SOURCE RECORDS:

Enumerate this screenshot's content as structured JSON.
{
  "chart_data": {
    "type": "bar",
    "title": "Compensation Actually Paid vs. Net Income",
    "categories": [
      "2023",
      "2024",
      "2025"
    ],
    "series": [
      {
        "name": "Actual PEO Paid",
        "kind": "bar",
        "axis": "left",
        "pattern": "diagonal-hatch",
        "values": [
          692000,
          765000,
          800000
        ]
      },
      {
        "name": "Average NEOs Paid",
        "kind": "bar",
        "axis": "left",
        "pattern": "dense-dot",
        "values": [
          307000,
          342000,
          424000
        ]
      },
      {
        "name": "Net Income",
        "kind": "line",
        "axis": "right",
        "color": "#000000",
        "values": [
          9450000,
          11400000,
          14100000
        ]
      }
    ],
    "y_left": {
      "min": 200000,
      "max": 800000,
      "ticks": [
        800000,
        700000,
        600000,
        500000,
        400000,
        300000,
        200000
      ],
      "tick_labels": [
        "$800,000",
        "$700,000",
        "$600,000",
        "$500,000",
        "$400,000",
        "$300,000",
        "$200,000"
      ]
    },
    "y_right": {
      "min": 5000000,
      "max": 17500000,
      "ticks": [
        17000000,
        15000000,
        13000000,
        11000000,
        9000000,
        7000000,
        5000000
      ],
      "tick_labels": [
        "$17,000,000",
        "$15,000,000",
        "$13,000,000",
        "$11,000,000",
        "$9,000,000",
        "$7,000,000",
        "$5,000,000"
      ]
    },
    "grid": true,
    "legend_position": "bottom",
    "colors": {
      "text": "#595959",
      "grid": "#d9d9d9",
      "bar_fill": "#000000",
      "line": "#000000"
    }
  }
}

WHAT IS REQUIRED: Print every entry exactly as written.

THE RESULT:
Enumerate this screenshot's content as structured JSON.
{
  "chart_data": {
    "type": "bar",
    "title": "Compensation Actually Paid vs. Net Income",
    "categories": [
      "2023",
      "2024",
      "2025"
    ],
    "series": [
      {
        "name": "Actual PEO Paid",
        "kind": "bar",
        "axis": "left",
        "pattern": "diagonal-hatch",
        "values": [
          692000,
          765000,
          800000
        ]
      },
      {
        "name": "Average NEOs Paid",
        "kind": "bar",
        "axis": "left",
        "pattern": "dense-dot",
        "values": [
          307000,
          342000,
          424000
        ]
      },
      {
        "name": "Net Income",
        "kind": "line",
        "axis": "right",
        "color": "#000000",
        "values": [
          9450000,
          11400000,
          14100000
        ]
      }
    ],
    "y_left": {
      "min": 200000,
      "max": 800000,
      "ticks": [
        800000,
        700000,
        600000,
        500000,
        400000,
        300000,
        200000
      ],
      "tick_labels": [
        "$800,000",
        "$700,000",
        "$600,000",
        "$500,000",
        "$400,000",
        "$300,000",
        "$200,000"
      ]
    },
    "y_right": {
      "min": 5000000,
      "max": 17500000,
      "ticks": [
        17000000,
        15000000,
        13000000,
        11000000,
        9000000,
        7000000,
        5000000
      ],
      "tick_labels": [
        "$17,000,000",
        "$15,000,000",
        "$13,000,000",
        "$11,000,000",
        "$9,000,000",
        "$7,000,000",
        "$5,000,000"
      ]
    },
    "grid": true,
    "legend_position": "bottom",
    "colors": {
      "text": "#595959",
      "grid": "#d9d9d9",
      "bar_fill": "#000000",
      "line": "#000000"
    }
  }
}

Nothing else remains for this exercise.